+++ Material for this exercise +++
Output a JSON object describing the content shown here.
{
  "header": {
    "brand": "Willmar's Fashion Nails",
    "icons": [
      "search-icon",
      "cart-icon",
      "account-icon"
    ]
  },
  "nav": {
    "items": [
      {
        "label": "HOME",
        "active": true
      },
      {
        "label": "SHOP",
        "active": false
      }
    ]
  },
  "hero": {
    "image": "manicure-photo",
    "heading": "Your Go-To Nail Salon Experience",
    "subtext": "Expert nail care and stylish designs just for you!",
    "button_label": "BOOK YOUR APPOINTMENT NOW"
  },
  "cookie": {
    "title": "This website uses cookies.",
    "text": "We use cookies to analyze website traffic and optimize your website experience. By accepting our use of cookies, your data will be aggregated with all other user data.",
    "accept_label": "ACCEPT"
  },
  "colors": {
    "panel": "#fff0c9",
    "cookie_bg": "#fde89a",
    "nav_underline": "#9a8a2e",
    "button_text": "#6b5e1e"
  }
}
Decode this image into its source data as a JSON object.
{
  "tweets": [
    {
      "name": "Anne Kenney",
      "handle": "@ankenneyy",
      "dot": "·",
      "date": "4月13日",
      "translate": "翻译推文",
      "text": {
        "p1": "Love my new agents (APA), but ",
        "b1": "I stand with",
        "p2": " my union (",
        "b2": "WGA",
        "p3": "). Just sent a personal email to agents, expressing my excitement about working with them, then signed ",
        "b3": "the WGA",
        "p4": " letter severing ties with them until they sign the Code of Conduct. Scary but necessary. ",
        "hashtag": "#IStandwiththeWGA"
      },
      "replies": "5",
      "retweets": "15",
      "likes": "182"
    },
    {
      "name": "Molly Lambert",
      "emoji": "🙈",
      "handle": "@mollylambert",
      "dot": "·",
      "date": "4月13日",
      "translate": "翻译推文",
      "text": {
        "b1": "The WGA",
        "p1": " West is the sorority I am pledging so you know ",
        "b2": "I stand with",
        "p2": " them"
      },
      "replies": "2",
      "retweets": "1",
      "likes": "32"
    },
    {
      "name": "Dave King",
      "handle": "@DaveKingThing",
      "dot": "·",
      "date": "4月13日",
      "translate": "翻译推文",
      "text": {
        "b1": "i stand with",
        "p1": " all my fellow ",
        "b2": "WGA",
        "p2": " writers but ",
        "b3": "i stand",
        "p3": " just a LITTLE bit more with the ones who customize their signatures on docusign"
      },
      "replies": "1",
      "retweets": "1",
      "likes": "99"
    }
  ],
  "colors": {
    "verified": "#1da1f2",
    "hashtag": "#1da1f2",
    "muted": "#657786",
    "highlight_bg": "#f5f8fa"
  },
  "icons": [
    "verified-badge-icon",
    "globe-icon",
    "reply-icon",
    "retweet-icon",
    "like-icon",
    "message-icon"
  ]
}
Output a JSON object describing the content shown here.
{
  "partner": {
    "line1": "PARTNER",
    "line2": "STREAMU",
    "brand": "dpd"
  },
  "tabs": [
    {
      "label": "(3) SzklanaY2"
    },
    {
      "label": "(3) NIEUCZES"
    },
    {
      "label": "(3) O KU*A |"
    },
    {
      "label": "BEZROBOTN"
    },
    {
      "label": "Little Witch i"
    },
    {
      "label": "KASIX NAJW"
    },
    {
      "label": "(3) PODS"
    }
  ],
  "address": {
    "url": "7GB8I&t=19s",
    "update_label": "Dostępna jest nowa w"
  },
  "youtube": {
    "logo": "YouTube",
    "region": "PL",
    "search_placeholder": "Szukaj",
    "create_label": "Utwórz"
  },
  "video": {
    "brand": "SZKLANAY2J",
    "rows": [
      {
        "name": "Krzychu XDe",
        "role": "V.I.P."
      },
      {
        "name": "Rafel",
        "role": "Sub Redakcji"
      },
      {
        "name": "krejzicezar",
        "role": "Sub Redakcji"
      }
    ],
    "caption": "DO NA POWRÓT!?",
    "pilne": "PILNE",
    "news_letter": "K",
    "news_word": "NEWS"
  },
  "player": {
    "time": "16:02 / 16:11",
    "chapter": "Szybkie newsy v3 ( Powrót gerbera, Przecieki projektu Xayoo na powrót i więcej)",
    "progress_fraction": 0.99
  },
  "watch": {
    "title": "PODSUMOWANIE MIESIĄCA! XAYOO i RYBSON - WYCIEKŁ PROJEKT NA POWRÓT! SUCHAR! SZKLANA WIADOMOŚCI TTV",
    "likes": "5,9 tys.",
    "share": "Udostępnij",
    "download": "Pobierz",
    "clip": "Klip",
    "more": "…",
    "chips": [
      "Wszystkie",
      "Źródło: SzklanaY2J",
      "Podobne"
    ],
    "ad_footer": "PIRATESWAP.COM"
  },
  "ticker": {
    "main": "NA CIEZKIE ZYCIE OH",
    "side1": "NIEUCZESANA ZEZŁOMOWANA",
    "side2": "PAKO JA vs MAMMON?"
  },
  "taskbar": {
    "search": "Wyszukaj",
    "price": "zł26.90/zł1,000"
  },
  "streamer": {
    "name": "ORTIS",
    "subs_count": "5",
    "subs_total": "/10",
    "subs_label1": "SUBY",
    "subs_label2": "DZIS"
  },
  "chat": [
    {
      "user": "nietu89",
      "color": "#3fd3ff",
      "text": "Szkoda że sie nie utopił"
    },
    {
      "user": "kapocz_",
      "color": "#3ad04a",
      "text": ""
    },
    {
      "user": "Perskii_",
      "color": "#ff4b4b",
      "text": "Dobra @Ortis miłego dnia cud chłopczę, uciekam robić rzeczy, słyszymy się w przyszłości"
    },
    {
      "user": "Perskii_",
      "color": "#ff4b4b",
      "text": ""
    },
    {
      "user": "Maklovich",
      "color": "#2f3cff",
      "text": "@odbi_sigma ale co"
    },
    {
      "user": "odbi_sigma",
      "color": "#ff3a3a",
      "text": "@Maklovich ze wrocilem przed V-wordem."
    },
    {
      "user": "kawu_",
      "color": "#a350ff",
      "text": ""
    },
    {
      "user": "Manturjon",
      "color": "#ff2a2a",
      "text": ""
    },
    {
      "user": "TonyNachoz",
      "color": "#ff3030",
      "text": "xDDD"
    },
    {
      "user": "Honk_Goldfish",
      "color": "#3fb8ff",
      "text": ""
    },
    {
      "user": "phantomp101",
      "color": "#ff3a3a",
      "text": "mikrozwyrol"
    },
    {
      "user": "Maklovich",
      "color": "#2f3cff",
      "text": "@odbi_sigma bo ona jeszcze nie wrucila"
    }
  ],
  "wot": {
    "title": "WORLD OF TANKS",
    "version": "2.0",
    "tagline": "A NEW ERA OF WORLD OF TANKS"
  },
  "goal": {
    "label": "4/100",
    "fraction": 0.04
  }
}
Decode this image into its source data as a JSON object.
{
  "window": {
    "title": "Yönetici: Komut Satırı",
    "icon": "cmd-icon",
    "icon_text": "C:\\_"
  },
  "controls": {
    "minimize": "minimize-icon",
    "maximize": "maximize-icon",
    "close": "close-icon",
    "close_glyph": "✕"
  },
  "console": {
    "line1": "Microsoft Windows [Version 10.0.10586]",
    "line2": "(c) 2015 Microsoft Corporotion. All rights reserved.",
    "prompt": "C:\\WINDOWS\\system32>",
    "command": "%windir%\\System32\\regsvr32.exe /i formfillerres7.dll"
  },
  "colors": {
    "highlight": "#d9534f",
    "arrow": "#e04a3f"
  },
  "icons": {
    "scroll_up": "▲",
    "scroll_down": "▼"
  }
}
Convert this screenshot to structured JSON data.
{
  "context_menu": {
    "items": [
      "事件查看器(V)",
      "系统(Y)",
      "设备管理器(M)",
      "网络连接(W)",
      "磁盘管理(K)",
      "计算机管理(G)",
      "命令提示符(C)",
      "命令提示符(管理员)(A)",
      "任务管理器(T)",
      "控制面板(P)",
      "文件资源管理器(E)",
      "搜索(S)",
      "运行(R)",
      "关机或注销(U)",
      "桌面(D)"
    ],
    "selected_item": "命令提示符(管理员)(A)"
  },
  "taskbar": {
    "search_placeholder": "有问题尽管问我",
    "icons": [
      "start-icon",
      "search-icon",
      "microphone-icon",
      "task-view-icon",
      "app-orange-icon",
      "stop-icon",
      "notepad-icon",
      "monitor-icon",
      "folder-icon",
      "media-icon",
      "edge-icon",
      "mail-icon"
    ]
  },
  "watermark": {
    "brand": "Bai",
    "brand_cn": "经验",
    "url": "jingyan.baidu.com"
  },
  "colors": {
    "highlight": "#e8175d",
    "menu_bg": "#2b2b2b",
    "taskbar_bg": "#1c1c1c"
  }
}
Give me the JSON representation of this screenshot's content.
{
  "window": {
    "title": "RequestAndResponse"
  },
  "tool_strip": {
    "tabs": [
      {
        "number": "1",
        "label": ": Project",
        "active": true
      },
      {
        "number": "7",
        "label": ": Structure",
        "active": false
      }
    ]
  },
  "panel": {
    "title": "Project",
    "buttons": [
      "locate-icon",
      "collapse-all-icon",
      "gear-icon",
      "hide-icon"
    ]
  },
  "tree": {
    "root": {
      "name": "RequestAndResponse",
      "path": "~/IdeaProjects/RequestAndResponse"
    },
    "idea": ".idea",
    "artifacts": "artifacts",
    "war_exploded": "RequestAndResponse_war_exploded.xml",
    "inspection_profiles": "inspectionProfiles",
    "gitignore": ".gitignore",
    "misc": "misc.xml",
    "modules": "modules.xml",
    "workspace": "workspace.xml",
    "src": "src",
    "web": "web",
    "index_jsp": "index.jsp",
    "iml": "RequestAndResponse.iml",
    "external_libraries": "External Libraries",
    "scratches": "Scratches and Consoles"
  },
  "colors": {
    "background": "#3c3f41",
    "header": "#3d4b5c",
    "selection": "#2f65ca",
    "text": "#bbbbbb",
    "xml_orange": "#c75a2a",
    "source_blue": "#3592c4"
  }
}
+++
Your task:
Report the number of lines above containing the word "Microsoft", with no other text.

Worked solution:
2